# Task to complete
Collect all lines from the listing that include the string "name".

-- begin Entries --

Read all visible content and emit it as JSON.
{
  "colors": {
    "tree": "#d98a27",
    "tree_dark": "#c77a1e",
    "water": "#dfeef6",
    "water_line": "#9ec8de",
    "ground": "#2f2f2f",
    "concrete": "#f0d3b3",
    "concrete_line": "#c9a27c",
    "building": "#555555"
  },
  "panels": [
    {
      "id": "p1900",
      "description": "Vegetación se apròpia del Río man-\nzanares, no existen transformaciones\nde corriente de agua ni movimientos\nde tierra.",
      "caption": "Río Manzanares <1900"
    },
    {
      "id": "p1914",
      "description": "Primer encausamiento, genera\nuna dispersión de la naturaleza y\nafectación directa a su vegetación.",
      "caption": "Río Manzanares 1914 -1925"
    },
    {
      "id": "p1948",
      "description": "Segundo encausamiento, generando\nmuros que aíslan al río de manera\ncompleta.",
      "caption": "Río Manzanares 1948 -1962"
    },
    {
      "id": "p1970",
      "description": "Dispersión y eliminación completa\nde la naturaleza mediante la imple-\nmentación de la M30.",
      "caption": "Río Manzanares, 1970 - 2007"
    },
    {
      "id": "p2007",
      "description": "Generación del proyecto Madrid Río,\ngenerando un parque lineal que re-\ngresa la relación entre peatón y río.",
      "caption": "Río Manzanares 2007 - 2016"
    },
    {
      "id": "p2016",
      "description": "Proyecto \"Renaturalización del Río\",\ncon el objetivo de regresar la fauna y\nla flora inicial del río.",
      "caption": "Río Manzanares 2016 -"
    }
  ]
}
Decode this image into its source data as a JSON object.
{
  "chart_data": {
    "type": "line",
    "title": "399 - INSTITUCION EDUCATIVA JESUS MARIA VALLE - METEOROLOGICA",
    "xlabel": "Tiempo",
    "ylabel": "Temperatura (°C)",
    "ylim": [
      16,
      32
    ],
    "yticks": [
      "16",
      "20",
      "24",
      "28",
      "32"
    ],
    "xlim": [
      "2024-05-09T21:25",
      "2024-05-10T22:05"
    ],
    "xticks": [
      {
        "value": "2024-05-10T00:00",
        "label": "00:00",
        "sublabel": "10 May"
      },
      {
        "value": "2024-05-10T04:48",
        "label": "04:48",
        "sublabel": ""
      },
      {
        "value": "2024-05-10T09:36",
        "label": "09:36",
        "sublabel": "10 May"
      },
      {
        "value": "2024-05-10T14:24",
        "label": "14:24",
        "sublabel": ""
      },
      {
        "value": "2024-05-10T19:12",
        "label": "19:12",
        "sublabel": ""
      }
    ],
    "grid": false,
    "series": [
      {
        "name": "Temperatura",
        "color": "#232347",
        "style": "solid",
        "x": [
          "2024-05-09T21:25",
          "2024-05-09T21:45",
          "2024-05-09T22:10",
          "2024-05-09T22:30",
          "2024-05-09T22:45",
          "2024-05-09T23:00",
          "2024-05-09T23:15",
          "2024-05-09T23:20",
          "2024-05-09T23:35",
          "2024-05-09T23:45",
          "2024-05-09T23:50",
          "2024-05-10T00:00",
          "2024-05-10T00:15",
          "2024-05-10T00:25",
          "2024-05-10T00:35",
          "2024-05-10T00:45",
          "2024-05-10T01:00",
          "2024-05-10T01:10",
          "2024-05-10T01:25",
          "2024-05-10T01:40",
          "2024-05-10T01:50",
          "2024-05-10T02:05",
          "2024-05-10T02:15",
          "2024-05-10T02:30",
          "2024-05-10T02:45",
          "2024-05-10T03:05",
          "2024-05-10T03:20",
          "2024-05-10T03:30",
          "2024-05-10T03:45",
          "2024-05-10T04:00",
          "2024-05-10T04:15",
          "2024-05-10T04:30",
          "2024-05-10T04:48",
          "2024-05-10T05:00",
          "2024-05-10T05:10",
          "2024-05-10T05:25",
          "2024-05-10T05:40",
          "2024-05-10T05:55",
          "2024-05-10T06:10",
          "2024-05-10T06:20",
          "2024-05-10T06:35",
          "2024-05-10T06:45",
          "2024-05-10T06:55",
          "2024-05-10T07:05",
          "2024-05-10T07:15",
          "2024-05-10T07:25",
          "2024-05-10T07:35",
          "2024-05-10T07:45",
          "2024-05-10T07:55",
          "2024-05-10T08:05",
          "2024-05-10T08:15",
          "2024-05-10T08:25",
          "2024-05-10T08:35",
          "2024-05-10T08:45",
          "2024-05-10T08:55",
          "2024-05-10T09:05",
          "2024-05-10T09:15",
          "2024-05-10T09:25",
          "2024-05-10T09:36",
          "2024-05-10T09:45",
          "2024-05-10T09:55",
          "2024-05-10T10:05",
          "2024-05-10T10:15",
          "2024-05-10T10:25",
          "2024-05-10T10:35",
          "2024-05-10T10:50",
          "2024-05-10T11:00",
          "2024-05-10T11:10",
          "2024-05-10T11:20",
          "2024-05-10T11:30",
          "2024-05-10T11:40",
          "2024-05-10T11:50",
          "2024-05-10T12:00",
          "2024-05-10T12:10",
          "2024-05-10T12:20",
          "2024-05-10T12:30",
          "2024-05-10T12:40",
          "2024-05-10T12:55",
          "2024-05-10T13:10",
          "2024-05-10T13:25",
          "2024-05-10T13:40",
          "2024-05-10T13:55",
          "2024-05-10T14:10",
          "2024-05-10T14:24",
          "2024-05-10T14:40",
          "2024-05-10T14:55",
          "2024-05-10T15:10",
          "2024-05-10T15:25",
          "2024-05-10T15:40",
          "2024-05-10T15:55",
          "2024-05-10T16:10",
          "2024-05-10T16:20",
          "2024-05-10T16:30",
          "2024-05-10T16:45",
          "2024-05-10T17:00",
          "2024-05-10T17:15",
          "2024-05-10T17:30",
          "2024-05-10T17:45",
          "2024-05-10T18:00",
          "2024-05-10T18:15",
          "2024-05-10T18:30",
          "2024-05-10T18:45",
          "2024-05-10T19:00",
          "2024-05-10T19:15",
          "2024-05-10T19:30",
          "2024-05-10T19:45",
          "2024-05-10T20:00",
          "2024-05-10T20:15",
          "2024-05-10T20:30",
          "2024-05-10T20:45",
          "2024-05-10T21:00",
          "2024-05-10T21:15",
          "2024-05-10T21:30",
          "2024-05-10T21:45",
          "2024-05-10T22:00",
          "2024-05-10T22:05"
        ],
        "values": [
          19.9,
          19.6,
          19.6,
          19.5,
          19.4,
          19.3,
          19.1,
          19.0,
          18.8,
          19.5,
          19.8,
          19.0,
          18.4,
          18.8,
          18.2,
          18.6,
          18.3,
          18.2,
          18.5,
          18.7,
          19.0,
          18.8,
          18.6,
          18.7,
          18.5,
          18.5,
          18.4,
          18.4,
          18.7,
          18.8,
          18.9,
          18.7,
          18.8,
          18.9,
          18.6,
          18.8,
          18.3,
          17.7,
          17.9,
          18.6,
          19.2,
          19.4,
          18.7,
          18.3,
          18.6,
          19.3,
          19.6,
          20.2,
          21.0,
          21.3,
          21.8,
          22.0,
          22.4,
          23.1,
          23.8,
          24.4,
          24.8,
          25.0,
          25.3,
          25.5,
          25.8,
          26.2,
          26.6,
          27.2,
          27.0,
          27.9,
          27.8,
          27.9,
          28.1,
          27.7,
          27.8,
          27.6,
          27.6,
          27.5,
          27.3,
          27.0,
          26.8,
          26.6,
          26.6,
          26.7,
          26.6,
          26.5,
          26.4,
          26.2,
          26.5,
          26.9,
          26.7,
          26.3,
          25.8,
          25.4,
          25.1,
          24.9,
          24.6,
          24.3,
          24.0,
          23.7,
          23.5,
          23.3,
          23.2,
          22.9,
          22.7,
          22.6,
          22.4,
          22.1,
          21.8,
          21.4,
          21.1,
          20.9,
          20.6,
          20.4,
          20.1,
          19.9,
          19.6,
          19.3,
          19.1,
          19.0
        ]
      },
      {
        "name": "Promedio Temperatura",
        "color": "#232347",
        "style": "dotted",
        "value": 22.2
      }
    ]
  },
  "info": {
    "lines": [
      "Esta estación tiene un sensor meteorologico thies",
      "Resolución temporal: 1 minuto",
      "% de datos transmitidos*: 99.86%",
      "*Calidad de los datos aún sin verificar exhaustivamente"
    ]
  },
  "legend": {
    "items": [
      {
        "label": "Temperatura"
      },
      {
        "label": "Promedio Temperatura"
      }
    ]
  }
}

-- end Entries --

# The response
        "name": "Temperatura",
        "name": "Promedio Temperatura",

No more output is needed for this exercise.